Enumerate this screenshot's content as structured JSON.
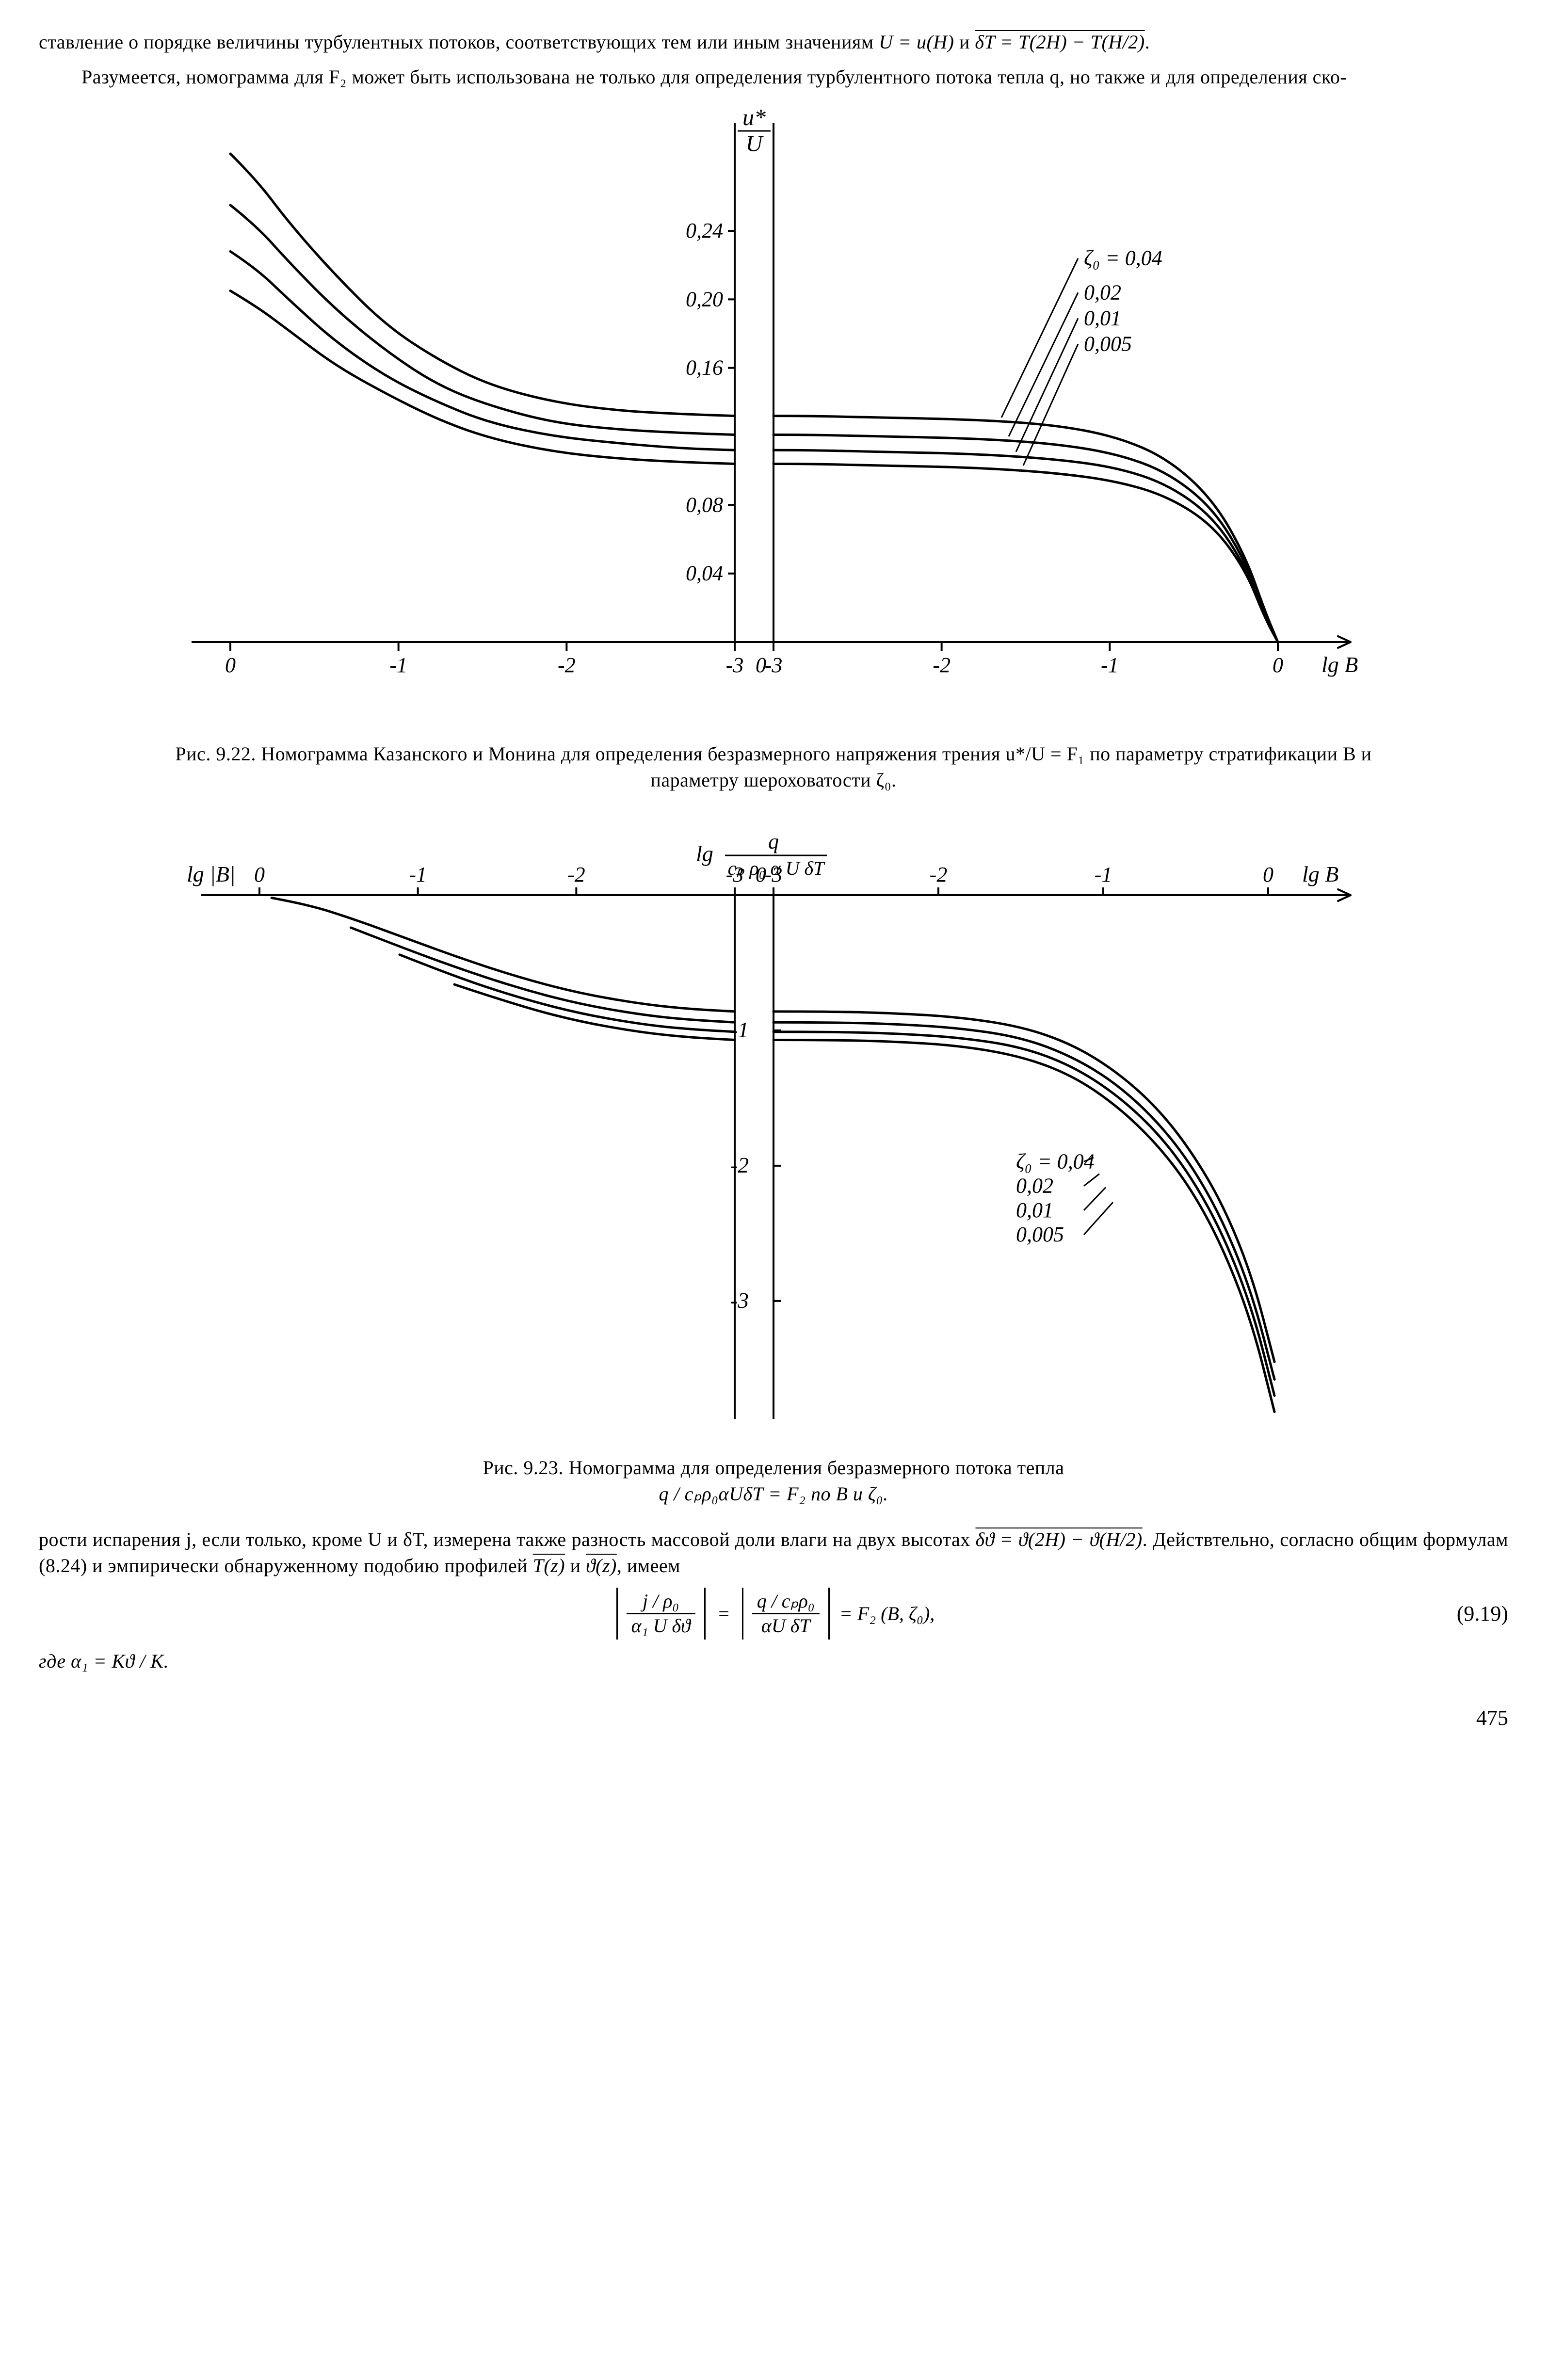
{
  "para1_a": "ставление о порядке величины турбулентных потоков, соответствующих тем или иным значениям ",
  "para1_b": " и ",
  "para1_c": ".",
  "eq_inline_1a": "U = u(H)",
  "eq_inline_1b": "δT = T(2H) − T(H/2)",
  "para2": "Разумеется, номограмма для F₂ может быть использована не только для определения турбулентного потока тепла q, но также и для определения ско-",
  "fig922": {
    "ylabel_top": "u*",
    "ylabel_bot": "U",
    "yticks": [
      "0,24",
      "0,20",
      "0,16",
      "0,08",
      "0,04"
    ],
    "xticks_left": [
      "0",
      "-1",
      "-2",
      "-3"
    ],
    "xticks_right": [
      "0",
      "-3",
      "-2",
      "-1",
      "0"
    ],
    "xr_right_label": "lg B",
    "zeta_lead": "ζ₀ = 0,04",
    "zeta_vals": [
      "0,02",
      "0,01",
      "0,005"
    ],
    "curves_left": {
      "c004": [
        [
          0,
          0.285
        ],
        [
          40,
          0.27
        ],
        [
          90,
          0.245
        ],
        [
          160,
          0.215
        ],
        [
          240,
          0.185
        ],
        [
          320,
          0.165
        ],
        [
          400,
          0.15
        ],
        [
          500,
          0.14
        ],
        [
          600,
          0.135
        ],
        [
          700,
          0.133
        ],
        [
          780,
          0.132
        ]
      ],
      "c002": [
        [
          0,
          0.255
        ],
        [
          40,
          0.243
        ],
        [
          90,
          0.222
        ],
        [
          160,
          0.195
        ],
        [
          240,
          0.17
        ],
        [
          320,
          0.15
        ],
        [
          400,
          0.138
        ],
        [
          500,
          0.128
        ],
        [
          600,
          0.124
        ],
        [
          700,
          0.122
        ],
        [
          780,
          0.121
        ]
      ],
      "c001": [
        [
          0,
          0.228
        ],
        [
          40,
          0.218
        ],
        [
          90,
          0.2
        ],
        [
          160,
          0.176
        ],
        [
          240,
          0.155
        ],
        [
          320,
          0.14
        ],
        [
          400,
          0.128
        ],
        [
          500,
          0.12
        ],
        [
          600,
          0.116
        ],
        [
          700,
          0.113
        ],
        [
          780,
          0.112
        ]
      ],
      "c0005": [
        [
          0,
          0.205
        ],
        [
          40,
          0.196
        ],
        [
          90,
          0.182
        ],
        [
          160,
          0.162
        ],
        [
          240,
          0.145
        ],
        [
          320,
          0.13
        ],
        [
          400,
          0.119
        ],
        [
          500,
          0.111
        ],
        [
          600,
          0.107
        ],
        [
          700,
          0.105
        ],
        [
          780,
          0.104
        ]
      ]
    },
    "curves_right": {
      "c004": [
        [
          0,
          0.132
        ],
        [
          60,
          0.132
        ],
        [
          160,
          0.131
        ],
        [
          300,
          0.13
        ],
        [
          430,
          0.127
        ],
        [
          530,
          0.12
        ],
        [
          610,
          0.107
        ],
        [
          680,
          0.083
        ],
        [
          730,
          0.05
        ],
        [
          760,
          0.018
        ],
        [
          780,
          0.0
        ]
      ],
      "c002": [
        [
          0,
          0.121
        ],
        [
          60,
          0.121
        ],
        [
          160,
          0.12
        ],
        [
          300,
          0.119
        ],
        [
          430,
          0.116
        ],
        [
          530,
          0.11
        ],
        [
          610,
          0.099
        ],
        [
          680,
          0.078
        ],
        [
          730,
          0.047
        ],
        [
          760,
          0.016
        ],
        [
          780,
          0.0
        ]
      ],
      "c001": [
        [
          0,
          0.112
        ],
        [
          60,
          0.112
        ],
        [
          160,
          0.111
        ],
        [
          300,
          0.11
        ],
        [
          430,
          0.107
        ],
        [
          530,
          0.102
        ],
        [
          610,
          0.092
        ],
        [
          680,
          0.073
        ],
        [
          730,
          0.044
        ],
        [
          760,
          0.015
        ],
        [
          780,
          0.0
        ]
      ],
      "c0005": [
        [
          0,
          0.104
        ],
        [
          60,
          0.104
        ],
        [
          160,
          0.103
        ],
        [
          300,
          0.102
        ],
        [
          430,
          0.099
        ],
        [
          530,
          0.094
        ],
        [
          610,
          0.085
        ],
        [
          680,
          0.068
        ],
        [
          730,
          0.042
        ],
        [
          760,
          0.014
        ],
        [
          780,
          0.0
        ]
      ]
    },
    "stroke": "#000000",
    "stroke_width": 5
  },
  "caption922": "Рис. 9.22. Номограмма Казанского и Монина для определения безразмерного напряжения трения u*/U = F₁ по параметру стратификации B и параметру шероховатости ζ₀.",
  "fig923": {
    "ylabel_lead": "lg",
    "ylabel_num": "q",
    "ylabel_den": "cₚ ρ₀ α U δT",
    "xl_label": "lg |B|",
    "xr_label": "lg B",
    "xticks_left": [
      "0",
      "-1",
      "-2",
      "-3"
    ],
    "xticks_right": [
      "0",
      "-3",
      "-2",
      "-1",
      "0"
    ],
    "yticks": [
      "-1",
      "-2",
      "-3"
    ],
    "zeta_lead": "ζ₀ = 0,04",
    "zeta_vals": [
      "0,02",
      "0,01",
      "0,005"
    ],
    "curves_left": {
      "c004": [
        [
          20,
          -0.02
        ],
        [
          80,
          -0.07
        ],
        [
          150,
          -0.17
        ],
        [
          230,
          -0.3
        ],
        [
          320,
          -0.45
        ],
        [
          420,
          -0.6
        ],
        [
          520,
          -0.72
        ],
        [
          620,
          -0.8
        ],
        [
          700,
          -0.84
        ],
        [
          780,
          -0.86
        ]
      ],
      "c002": [
        [
          150,
          -0.24
        ],
        [
          230,
          -0.38
        ],
        [
          320,
          -0.53
        ],
        [
          420,
          -0.68
        ],
        [
          520,
          -0.8
        ],
        [
          620,
          -0.88
        ],
        [
          700,
          -0.92
        ],
        [
          780,
          -0.94
        ]
      ],
      "c001": [
        [
          230,
          -0.44
        ],
        [
          320,
          -0.6
        ],
        [
          420,
          -0.75
        ],
        [
          520,
          -0.87
        ],
        [
          620,
          -0.95
        ],
        [
          700,
          -0.99
        ],
        [
          780,
          -1.01
        ]
      ],
      "c0005": [
        [
          320,
          -0.66
        ],
        [
          420,
          -0.81
        ],
        [
          520,
          -0.93
        ],
        [
          620,
          -1.01
        ],
        [
          700,
          -1.05
        ],
        [
          780,
          -1.07
        ]
      ]
    },
    "curves_right": {
      "c004": [
        [
          0,
          -0.86
        ],
        [
          80,
          -0.86
        ],
        [
          180,
          -0.87
        ],
        [
          290,
          -0.9
        ],
        [
          390,
          -0.97
        ],
        [
          470,
          -1.1
        ],
        [
          540,
          -1.3
        ],
        [
          605,
          -1.57
        ],
        [
          660,
          -1.9
        ],
        [
          710,
          -2.3
        ],
        [
          755,
          -2.82
        ],
        [
          790,
          -3.45
        ]
      ],
      "c002": [
        [
          0,
          -0.94
        ],
        [
          80,
          -0.94
        ],
        [
          180,
          -0.95
        ],
        [
          290,
          -0.98
        ],
        [
          390,
          -1.05
        ],
        [
          470,
          -1.19
        ],
        [
          540,
          -1.39
        ],
        [
          605,
          -1.67
        ],
        [
          660,
          -2.0
        ],
        [
          710,
          -2.42
        ],
        [
          755,
          -2.95
        ],
        [
          790,
          -3.58
        ]
      ],
      "c001": [
        [
          0,
          -1.01
        ],
        [
          80,
          -1.01
        ],
        [
          180,
          -1.02
        ],
        [
          290,
          -1.05
        ],
        [
          390,
          -1.12
        ],
        [
          470,
          -1.26
        ],
        [
          540,
          -1.47
        ],
        [
          605,
          -1.75
        ],
        [
          660,
          -2.09
        ],
        [
          710,
          -2.52
        ],
        [
          755,
          -3.06
        ],
        [
          790,
          -3.7
        ]
      ],
      "c0005": [
        [
          0,
          -1.07
        ],
        [
          80,
          -1.07
        ],
        [
          180,
          -1.08
        ],
        [
          290,
          -1.11
        ],
        [
          390,
          -1.19
        ],
        [
          470,
          -1.33
        ],
        [
          540,
          -1.55
        ],
        [
          605,
          -1.84
        ],
        [
          660,
          -2.18
        ],
        [
          710,
          -2.62
        ],
        [
          755,
          -3.17
        ],
        [
          790,
          -3.82
        ]
      ]
    },
    "stroke": "#000000",
    "stroke_width": 5
  },
  "caption923_a": "Рис. 9.23. Номограмма для определения безразмерного потока тепла ",
  "caption923_b": "q / cₚρ₀αUδT = F₂ по B и ζ₀.",
  "para3_a": "рости испарения j, если только, кроме U и δT, измерена также разность массовой доли влаги на двух высотах ",
  "para3_mid": "δϑ = ϑ(2H) − ϑ(H/2)",
  "para3_b": ". Действтельно, согласно общим формулам (8.24) и эмпирически обнаруженному подобию профилей ",
  "para3_c": " и ",
  "para3_d": ", имеем",
  "ov_T": "T(z)",
  "ov_th": "ϑ(z)",
  "eq919": {
    "f1_num": "j / ρ₀",
    "f1_den": "α₁ U δϑ",
    "f2_num": "q / cₚρ₀",
    "f2_den": "αU δT",
    "rhs": " = F₂ (B, ζ₀),",
    "num": "(9.19)"
  },
  "where": "где α₁ = Kϑ / K.",
  "pagenum": "475"
}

○ ○ ○

Work to be completed: Pull every line containing "потока" from the material above.

The response:
  "para2": "Разумеется, номограмма для F₂ может быть использована не только для определения турбулентного потока тепла q, но также и для определения ско-",
  "caption923_a": "Рис. 9.23. Номограмма для определения безразмерного потока тепла ",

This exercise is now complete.